[What you need to do] Below are some records. Say in a single number how many of their lines include the word "模拟预测".

[Supplied material]
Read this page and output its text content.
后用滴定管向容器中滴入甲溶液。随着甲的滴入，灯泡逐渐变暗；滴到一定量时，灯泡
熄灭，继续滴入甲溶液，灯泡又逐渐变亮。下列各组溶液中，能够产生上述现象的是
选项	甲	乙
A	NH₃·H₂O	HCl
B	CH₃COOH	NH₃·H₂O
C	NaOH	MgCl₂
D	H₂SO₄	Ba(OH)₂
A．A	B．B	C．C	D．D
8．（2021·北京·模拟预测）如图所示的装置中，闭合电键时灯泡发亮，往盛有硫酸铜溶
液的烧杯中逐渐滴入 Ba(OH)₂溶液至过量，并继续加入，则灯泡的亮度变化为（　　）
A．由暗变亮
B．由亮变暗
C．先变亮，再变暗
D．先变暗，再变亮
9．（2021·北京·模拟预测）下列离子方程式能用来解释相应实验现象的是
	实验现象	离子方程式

[Result of the task] 2